EXERCISE AIM → Images do not belong in the copy. Retype all the entries below exactly.

EXTRACTED INFORMATION →
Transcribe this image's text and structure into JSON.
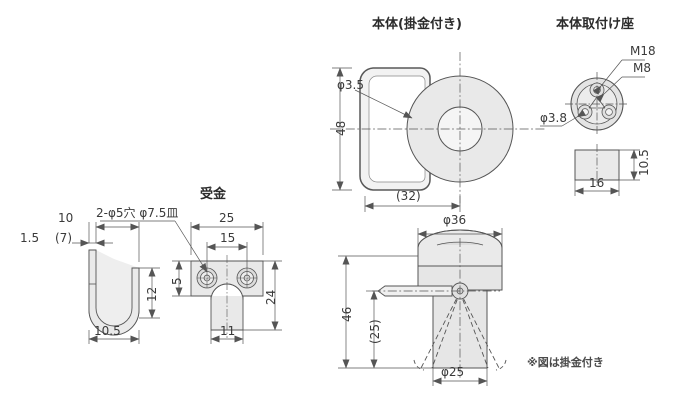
{
  "drawing": {
    "type": "technical-drawing",
    "description": "Japanese hardware catalog dimensional drawing of a hook latch (body with latch) with strike plate and mounting base",
    "background_color": "#ffffff",
    "line_color": "#555555",
    "fill_color": "#e8e8e8",
    "text_color": "#3a3a3a"
  },
  "views": {
    "body": {
      "title": "本体(掛金付き)",
      "dimensions": {
        "height": "48",
        "depth": "(32)",
        "wire_diameter": "φ3.5"
      }
    },
    "mount_base": {
      "title": "本体取付け座",
      "dimensions": {
        "thread_outer": "M18",
        "thread_inner": "M8",
        "hole": "φ3.8",
        "width": "16",
        "thickness": "10.5"
      }
    },
    "strike": {
      "title": "受金",
      "callout": "2-φ5穴 φ7.5皿",
      "dimensions": {
        "overall_width": "25",
        "hole_spacing": "15",
        "hole_edge": "5",
        "overall_height": "24",
        "tongue_width": "11"
      }
    },
    "profile": {
      "dimensions": {
        "thickness": "1.5",
        "width": "10",
        "inner_width": "(7)",
        "hook_depth": "12",
        "base_width": "10.5"
      }
    },
    "side": {
      "dimensions": {
        "knob_diameter": "φ36",
        "total_height": "46",
        "latch_height": "(25)",
        "body_diameter": "φ25"
      }
    }
  },
  "note": {
    "text": "※図は掛金付き"
  }
}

THE SOLUTION →
Transcribe this image's text and structure into JSON.
{
  "drawing": {
    "type": "technical-drawing",
    "description": "Japanese hardware catalog dimensional drawing of a hook latch (body with latch) with strike plate and mounting base",
    "background_color": "#ffffff",
    "line_color": "#555555",
    "fill_color": "#e8e8e8",
    "text_color": "#3a3a3a"
  },
  "views": {
    "body": {
      "title": "本体(掛金付き)",
      "dimensions": {
        "height": "48",
        "depth": "(32)",
        "wire_diameter": "φ3.5"
      }
    },
    "mount_base": {
      "title": "本体取付け座",
      "dimensions": {
        "thread_outer": "M18",
        "thread_inner": "M8",
        "hole": "φ3.8",
        "width": "16",
        "thickness": "10.5"
      }
    },
    "strike": {
      "title": "受金",
      "callout": "2-φ5穴 φ7.5皿",
      "dimensions": {
        "overall_width": "25",
        "hole_spacing": "15",
        "hole_edge": "5",
        "overall_height": "24",
        "tongue_width": "11"
      }
    },
    "profile": {
      "dimensions": {
        "thickness": "1.5",
        "width": "10",
        "inner_width": "(7)",
        "hook_depth": "12",
        "base_width": "10.5"
      }
    },
    "side": {
      "dimensions": {
        "knob_diameter": "φ36",
        "total_height": "46",
        "latch_height": "(25)",
        "body_diameter": "φ25"
      }
    }
  },
  "note": {
    "text": "※図は掛金付き"
  }
}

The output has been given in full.